Ce qui frappe d’emblée, ce n’est pas une dénonciation violente, mais une ironie douce-amère : une façon de montrer plutôt que de sermonner. Plages bondées, supermarchés saturés, selfies compulsifs ou panoramas urbains surpeuplés : à travers son regard satirique, Parr capture les absurdités du quotidien, sans posture moralisatrice, mais avec une lucidité qui finit par déranger.
Parce que son travail ne s’arrête pas à la forme : il raconte une époque. Une époque marquée par la surconsommation, le tourisme de masse, l’omniprésence des technologies, et notre rapport paradoxal au vivant. Derrière la couleur saturée et l’humour apparent se lit une critique implicite de nos habitudes, et, rétrospectivement, des causes profondes du changement climatique qui bouleverse la planète.
-*-*-
À FAIRE
• a. Dans l'extrait sur le travail de Parr, qu'est-ce qui frappe d'emblée, plutôt qu'une dénonciation violente ?
• b. Mettez à jour le passage de l'extrait sur le travail de Parr qui commence par « Ce qui frappe » et se termine par « bouleverse la planète. », en remplaçant « supermarchés » par « centres commerciaux ».
• c. Donnez la suite du texte sur le regard satirique de Parr, à partir de sa dernière phrase.

Extraits de données
-*-*-
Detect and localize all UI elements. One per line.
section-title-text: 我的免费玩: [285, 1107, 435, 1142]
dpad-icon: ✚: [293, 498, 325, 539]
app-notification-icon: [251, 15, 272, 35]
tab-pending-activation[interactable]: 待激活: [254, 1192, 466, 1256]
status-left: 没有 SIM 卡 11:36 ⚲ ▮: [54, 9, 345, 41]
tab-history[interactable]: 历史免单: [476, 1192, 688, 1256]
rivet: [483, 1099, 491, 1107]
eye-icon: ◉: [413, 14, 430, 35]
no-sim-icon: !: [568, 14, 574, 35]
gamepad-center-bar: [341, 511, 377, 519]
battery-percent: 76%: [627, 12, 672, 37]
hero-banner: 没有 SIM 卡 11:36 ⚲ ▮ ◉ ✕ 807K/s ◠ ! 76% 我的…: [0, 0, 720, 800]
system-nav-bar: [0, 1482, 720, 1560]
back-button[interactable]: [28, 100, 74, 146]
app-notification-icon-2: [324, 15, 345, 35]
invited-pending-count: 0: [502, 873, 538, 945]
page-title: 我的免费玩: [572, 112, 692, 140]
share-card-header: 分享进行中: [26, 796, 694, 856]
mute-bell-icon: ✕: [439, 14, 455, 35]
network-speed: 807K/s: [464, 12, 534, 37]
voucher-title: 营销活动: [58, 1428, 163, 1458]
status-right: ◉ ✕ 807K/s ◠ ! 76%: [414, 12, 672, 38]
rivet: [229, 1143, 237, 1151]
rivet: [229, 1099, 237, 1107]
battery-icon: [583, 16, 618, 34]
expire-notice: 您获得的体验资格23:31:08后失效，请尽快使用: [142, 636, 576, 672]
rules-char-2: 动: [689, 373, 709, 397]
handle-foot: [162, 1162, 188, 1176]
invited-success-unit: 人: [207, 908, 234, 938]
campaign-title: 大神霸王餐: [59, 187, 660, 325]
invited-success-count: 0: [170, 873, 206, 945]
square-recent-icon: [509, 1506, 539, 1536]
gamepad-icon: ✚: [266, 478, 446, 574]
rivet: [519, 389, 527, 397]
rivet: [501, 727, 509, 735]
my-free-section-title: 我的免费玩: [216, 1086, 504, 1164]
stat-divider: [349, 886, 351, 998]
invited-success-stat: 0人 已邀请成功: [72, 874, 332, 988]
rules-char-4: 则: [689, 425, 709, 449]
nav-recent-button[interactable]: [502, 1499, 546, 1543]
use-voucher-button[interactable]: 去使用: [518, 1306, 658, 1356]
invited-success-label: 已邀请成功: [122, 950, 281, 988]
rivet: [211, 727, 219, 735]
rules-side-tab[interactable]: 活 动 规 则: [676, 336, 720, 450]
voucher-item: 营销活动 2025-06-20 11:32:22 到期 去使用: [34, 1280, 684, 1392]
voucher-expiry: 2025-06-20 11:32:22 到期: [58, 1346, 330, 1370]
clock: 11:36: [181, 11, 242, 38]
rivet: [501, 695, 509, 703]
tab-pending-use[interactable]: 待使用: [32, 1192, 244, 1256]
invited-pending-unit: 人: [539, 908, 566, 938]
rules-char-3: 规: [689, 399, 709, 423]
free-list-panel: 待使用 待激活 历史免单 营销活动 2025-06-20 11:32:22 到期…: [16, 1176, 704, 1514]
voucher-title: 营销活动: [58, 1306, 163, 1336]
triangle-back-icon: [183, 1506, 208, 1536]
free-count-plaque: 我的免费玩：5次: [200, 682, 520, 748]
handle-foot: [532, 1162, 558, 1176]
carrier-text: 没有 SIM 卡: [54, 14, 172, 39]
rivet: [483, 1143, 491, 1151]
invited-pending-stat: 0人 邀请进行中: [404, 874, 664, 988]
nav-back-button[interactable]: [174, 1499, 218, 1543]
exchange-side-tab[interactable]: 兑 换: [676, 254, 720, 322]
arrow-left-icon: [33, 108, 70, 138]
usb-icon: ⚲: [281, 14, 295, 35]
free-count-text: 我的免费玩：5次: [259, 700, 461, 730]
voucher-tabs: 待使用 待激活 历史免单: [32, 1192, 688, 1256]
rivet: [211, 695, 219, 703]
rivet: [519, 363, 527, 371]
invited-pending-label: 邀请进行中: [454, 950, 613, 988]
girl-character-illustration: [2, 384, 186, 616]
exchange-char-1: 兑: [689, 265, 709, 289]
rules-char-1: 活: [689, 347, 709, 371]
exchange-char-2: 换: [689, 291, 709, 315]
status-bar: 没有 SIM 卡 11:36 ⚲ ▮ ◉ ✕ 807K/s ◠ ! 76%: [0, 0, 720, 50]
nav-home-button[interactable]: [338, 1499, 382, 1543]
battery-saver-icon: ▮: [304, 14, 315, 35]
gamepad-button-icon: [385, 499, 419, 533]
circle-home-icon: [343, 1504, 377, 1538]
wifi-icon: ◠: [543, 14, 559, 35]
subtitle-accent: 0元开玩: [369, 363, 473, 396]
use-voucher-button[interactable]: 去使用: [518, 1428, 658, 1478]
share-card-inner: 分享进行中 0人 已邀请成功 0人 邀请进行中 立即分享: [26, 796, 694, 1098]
-*-*-
RÉPONSES
• a. Une ironie douce-amère.

• b.
Ce qui frappe d’emblée, ce n’est pas une dénonciation violente, mais une ironie douce-amère : une façon de montrer plutôt que de sermonner. Plages bondées, centres commerciaux saturés, selfies compulsifs ou panoramas urbains surpeuplés : à travers son regard satirique, Parr capture les absurdités du quotidien, sans posture moralisatrice, mais avec une lucidité qui finit par déranger.
Parce que son travail ne s’arrête pas à la forme : il raconte une époque. Une époque marquée par la surconsommation, le tourisme de masse, l’omniprésence des technologies, et notre rapport paradoxal au vivant. Derrière la couleur saturée et l’humour apparent se lit une critique implicite de nos habitudes, et, rétrospectivement, des causes profondes du changement climatique qui bouleverse la planète.

• c.
Ce n’est pas une exposition « écologique » au sens militant du terme, mais plutôt une chronique visuelle de l’Anthropocène, où l’on rit souvent jaune, puis on se surprend à réfléchir. Parr montre ce que l’on croit déjà savoir, pour mieux nous rappeler ce que l’on ne veut parfois pas voir.
Global Warning n’est pas seulement une rétrospective : c’est un miroir tendu au XXIᵉ siècle.